---------- LISTED ENTRIES ----------

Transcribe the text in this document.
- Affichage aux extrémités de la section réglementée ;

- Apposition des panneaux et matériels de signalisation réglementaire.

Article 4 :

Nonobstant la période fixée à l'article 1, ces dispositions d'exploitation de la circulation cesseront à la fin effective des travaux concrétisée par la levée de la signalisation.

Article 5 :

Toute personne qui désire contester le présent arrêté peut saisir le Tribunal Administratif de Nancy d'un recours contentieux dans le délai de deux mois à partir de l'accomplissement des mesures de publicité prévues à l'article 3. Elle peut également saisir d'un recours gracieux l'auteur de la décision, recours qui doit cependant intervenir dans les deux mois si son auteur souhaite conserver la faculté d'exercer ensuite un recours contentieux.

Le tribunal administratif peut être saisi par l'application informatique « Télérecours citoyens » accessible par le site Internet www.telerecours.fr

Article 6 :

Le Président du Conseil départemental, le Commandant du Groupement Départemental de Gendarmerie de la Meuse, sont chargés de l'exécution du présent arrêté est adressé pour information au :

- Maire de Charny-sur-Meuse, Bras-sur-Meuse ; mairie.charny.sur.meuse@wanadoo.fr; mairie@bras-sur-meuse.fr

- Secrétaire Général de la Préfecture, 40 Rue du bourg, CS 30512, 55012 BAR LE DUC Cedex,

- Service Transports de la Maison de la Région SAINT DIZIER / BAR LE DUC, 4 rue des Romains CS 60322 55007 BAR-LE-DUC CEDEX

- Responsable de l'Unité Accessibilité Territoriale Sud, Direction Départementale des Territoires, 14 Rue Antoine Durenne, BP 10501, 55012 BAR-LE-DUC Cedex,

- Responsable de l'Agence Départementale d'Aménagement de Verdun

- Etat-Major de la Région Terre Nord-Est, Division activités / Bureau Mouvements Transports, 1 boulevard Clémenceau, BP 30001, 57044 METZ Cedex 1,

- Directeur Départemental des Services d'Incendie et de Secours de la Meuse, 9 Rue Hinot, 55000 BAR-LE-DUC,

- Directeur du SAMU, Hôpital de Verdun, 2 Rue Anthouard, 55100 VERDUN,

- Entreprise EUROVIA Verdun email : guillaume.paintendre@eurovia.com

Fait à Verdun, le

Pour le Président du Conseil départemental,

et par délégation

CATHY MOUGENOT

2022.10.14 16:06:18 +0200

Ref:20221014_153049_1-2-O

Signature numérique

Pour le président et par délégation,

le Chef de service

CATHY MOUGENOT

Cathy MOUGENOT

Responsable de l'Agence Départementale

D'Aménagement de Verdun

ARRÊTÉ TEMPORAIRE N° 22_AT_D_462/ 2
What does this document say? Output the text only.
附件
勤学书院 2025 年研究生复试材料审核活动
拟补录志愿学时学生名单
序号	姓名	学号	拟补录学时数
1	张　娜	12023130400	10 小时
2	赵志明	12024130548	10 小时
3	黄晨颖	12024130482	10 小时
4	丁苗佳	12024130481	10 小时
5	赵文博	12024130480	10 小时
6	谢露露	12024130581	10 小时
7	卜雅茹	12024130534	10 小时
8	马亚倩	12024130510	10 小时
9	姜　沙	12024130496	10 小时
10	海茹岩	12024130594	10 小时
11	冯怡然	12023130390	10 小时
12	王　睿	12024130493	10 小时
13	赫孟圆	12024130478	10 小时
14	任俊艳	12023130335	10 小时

----------

## WHAT IS ASKED
Of the lines in the listing, how many hold the word "text"? Nothing but the number is needed.

## ANSWER TO THIS EXERCISE
2